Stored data
[start]

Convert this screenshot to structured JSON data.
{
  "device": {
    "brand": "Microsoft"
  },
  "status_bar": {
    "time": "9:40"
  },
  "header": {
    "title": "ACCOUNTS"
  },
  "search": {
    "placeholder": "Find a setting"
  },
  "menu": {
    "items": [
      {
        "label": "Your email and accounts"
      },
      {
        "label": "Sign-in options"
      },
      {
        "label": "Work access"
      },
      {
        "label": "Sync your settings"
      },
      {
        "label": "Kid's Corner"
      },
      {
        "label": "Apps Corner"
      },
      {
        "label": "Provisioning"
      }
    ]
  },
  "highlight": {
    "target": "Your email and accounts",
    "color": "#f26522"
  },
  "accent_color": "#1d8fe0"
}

[end]
[start]

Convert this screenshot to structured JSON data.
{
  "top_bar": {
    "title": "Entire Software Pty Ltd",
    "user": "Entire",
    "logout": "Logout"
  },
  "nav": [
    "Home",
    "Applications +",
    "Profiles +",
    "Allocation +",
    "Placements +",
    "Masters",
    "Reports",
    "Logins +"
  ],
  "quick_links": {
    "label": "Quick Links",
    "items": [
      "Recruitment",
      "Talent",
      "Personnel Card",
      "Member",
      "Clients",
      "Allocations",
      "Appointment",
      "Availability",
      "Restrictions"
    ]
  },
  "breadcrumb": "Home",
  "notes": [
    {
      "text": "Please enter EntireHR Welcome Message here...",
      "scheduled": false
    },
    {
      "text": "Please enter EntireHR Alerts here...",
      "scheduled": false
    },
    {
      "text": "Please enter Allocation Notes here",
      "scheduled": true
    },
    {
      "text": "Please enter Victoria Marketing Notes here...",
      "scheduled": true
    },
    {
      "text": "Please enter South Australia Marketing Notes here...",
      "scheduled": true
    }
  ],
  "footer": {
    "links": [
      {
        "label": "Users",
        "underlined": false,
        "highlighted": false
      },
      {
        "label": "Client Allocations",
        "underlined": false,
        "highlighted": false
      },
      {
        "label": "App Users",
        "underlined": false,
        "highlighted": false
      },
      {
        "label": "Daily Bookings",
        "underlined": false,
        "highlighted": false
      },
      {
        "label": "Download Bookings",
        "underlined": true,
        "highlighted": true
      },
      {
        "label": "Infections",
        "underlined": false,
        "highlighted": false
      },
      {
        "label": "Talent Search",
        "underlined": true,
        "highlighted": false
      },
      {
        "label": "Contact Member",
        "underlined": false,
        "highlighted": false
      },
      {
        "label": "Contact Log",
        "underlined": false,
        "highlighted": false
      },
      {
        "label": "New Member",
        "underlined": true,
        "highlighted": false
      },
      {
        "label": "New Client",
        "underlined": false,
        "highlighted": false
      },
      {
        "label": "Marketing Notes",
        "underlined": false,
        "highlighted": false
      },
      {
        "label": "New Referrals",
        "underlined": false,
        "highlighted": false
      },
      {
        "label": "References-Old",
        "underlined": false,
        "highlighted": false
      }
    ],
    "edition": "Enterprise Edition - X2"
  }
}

[end]
[start]

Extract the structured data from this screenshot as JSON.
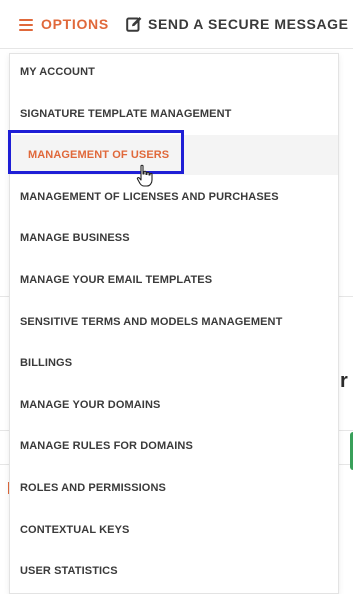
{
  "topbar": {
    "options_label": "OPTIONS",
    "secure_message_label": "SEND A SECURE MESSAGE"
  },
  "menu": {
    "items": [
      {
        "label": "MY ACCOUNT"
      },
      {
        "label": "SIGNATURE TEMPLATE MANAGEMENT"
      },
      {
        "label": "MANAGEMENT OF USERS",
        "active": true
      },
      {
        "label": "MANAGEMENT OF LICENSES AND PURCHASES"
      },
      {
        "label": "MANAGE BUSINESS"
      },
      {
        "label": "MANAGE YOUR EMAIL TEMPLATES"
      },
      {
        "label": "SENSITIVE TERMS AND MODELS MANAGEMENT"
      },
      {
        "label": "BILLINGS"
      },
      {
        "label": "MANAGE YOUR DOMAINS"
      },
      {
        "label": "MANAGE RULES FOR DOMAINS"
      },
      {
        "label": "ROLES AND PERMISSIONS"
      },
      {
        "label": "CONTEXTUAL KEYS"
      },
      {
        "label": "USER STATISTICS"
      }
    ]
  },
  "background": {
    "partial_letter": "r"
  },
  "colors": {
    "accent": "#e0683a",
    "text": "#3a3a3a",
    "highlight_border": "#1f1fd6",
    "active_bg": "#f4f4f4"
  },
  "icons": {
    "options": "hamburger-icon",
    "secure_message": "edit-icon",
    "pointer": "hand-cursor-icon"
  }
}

[end]

= What to work on =
Where a line above holds the string "Member", show that line.

= Finished task =
      "Member",
        "label": "Contact Member",
        "label": "New Member",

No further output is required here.